** begin Task inputs **

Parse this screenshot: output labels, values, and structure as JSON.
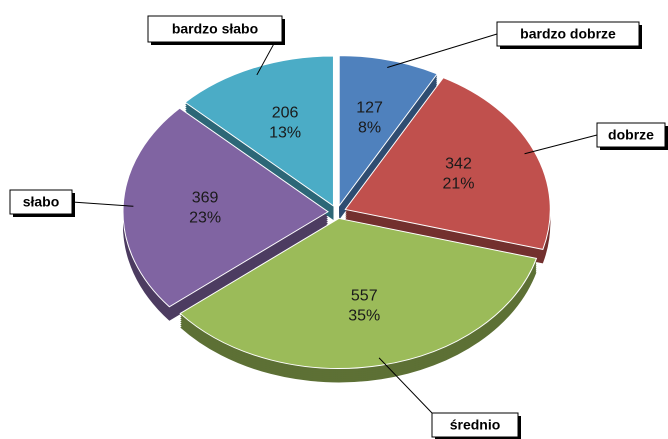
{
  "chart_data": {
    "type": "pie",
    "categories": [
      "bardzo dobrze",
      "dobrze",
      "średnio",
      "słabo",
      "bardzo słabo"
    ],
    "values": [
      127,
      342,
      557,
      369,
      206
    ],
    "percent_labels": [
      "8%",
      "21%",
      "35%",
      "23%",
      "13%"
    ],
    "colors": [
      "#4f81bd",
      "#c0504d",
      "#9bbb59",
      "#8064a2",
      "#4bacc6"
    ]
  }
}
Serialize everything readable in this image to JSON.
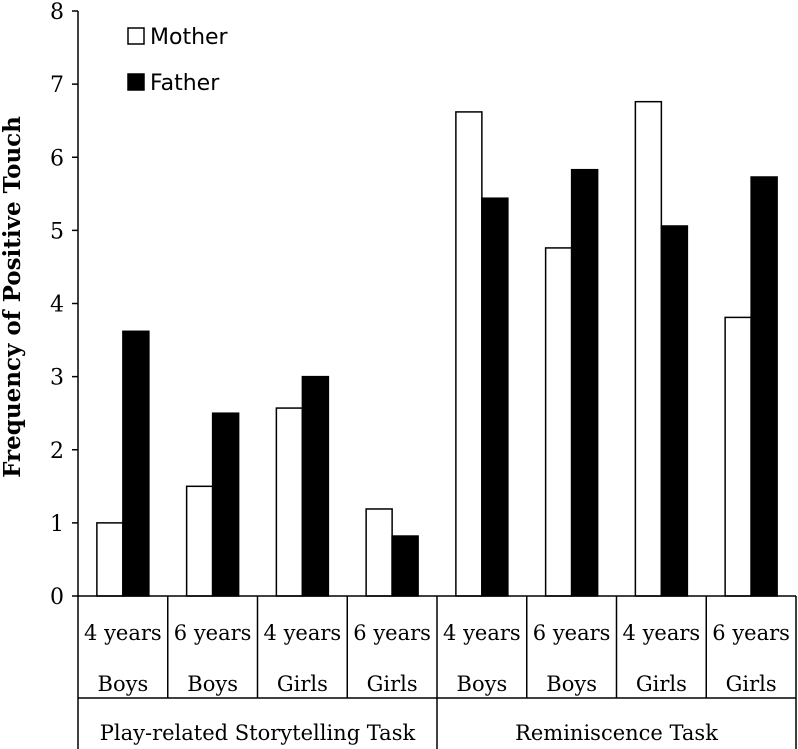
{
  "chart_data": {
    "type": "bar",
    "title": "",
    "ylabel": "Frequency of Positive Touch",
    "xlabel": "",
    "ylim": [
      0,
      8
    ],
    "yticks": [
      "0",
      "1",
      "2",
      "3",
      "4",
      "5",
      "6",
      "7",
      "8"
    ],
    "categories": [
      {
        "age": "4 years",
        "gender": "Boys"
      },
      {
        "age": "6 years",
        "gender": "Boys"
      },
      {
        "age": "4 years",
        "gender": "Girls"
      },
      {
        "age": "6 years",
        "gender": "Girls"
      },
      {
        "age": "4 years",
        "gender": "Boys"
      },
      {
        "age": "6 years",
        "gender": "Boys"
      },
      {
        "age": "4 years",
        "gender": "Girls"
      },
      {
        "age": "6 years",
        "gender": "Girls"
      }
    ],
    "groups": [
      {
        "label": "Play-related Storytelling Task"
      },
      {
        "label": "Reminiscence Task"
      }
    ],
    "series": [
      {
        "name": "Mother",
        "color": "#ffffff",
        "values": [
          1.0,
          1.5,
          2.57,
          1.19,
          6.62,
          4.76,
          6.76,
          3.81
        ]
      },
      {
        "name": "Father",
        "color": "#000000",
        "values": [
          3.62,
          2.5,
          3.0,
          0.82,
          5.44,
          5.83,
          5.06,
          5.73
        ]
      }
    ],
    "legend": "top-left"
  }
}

** end Task inputs **
** begin Task inputs **

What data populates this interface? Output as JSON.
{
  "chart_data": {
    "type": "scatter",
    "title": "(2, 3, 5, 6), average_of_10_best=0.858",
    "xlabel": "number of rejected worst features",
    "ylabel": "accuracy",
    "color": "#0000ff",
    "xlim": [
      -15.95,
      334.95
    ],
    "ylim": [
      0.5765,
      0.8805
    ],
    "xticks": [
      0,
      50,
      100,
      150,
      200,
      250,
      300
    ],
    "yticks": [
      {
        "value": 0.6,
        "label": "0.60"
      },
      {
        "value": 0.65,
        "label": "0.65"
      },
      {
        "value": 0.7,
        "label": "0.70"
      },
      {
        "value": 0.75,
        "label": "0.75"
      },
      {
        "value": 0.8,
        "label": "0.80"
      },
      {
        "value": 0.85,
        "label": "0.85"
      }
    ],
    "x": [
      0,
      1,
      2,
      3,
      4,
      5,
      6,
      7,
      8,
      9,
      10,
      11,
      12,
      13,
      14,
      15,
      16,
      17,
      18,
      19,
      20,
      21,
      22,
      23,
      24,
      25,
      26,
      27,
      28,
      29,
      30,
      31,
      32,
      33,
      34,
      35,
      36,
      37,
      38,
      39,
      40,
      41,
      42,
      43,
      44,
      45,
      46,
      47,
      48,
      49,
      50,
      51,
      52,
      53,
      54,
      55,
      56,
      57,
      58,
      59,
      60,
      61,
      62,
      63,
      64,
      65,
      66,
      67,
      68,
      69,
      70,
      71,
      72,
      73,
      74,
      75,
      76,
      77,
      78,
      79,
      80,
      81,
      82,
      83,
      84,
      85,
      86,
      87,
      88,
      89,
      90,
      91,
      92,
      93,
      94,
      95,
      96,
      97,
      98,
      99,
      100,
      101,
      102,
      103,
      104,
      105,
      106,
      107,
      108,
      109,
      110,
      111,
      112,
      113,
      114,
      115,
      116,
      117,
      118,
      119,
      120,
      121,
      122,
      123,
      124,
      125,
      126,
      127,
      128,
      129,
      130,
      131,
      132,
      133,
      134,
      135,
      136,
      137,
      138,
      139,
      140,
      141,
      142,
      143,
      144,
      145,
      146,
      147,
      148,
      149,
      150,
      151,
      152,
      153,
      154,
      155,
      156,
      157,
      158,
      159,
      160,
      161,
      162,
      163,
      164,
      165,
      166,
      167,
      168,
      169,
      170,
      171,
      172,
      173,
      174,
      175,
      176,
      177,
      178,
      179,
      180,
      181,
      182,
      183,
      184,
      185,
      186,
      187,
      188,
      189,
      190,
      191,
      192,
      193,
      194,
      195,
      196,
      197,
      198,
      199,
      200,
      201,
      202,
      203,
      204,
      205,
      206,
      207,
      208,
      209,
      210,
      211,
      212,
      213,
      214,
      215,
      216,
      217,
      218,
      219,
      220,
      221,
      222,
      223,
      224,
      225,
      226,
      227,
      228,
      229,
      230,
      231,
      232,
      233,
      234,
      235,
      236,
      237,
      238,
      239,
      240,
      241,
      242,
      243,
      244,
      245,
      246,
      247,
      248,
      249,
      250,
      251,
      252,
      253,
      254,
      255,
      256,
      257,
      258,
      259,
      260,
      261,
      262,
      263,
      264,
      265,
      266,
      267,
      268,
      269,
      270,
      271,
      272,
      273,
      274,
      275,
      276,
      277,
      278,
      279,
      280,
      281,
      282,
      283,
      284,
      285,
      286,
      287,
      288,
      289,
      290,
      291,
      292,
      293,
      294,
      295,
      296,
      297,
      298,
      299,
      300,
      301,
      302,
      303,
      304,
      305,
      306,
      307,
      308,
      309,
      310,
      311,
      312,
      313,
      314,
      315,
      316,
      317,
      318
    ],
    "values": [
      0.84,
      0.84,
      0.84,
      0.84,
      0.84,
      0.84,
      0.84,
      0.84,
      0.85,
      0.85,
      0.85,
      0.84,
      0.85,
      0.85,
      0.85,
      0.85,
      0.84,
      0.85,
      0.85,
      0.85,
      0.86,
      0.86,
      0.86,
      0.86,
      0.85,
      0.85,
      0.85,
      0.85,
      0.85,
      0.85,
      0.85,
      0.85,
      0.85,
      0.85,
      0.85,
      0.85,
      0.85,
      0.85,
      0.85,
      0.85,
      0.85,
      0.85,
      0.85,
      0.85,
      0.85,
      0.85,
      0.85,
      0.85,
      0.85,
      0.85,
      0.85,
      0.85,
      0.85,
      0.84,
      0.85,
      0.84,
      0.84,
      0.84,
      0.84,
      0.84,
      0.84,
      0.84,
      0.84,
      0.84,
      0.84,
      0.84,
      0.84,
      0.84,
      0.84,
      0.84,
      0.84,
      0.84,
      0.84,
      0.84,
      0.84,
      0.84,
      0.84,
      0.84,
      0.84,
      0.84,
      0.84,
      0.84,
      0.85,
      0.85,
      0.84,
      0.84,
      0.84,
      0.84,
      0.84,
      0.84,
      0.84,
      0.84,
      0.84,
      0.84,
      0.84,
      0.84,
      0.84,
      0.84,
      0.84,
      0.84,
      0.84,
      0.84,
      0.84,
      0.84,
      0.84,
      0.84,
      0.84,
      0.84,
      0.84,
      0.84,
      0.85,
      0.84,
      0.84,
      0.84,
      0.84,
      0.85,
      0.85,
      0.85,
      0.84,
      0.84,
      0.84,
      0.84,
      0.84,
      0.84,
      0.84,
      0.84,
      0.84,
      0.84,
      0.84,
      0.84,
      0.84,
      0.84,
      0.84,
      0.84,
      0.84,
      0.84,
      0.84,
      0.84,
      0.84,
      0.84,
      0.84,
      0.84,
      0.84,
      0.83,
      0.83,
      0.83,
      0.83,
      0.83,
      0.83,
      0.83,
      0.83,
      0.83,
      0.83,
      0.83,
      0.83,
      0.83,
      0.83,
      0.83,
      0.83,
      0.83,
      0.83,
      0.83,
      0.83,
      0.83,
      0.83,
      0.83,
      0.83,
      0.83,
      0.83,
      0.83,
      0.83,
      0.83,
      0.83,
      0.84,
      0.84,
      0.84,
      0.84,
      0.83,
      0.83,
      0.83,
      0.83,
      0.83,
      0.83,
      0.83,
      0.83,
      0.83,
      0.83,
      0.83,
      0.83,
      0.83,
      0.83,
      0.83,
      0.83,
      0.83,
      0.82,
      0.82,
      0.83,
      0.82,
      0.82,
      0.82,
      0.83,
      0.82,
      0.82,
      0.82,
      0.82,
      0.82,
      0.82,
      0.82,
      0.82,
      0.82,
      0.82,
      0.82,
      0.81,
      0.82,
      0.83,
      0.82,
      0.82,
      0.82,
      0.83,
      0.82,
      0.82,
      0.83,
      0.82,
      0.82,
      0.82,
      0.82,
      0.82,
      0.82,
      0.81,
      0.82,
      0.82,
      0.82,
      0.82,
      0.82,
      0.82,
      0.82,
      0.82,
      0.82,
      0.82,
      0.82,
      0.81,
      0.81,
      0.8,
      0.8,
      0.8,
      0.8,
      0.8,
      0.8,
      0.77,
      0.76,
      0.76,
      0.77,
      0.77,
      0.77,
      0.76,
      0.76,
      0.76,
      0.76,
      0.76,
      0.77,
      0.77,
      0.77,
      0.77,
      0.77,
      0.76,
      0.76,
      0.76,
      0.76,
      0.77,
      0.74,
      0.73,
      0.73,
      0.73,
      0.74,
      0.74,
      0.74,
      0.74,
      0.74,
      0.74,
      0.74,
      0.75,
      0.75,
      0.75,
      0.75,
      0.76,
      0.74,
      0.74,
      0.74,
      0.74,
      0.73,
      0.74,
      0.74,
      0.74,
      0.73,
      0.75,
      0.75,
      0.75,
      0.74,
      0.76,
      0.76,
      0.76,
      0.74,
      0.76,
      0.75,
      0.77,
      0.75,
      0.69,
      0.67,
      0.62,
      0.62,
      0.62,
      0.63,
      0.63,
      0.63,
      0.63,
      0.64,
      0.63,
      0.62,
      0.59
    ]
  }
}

** end Task inputs **

### Problem requirements:
In the records above, find each line holding "xlabel" and copy it.

### Answer to the problem:
    "xlabel": "",
    "xlabel": "number of rejected worst features",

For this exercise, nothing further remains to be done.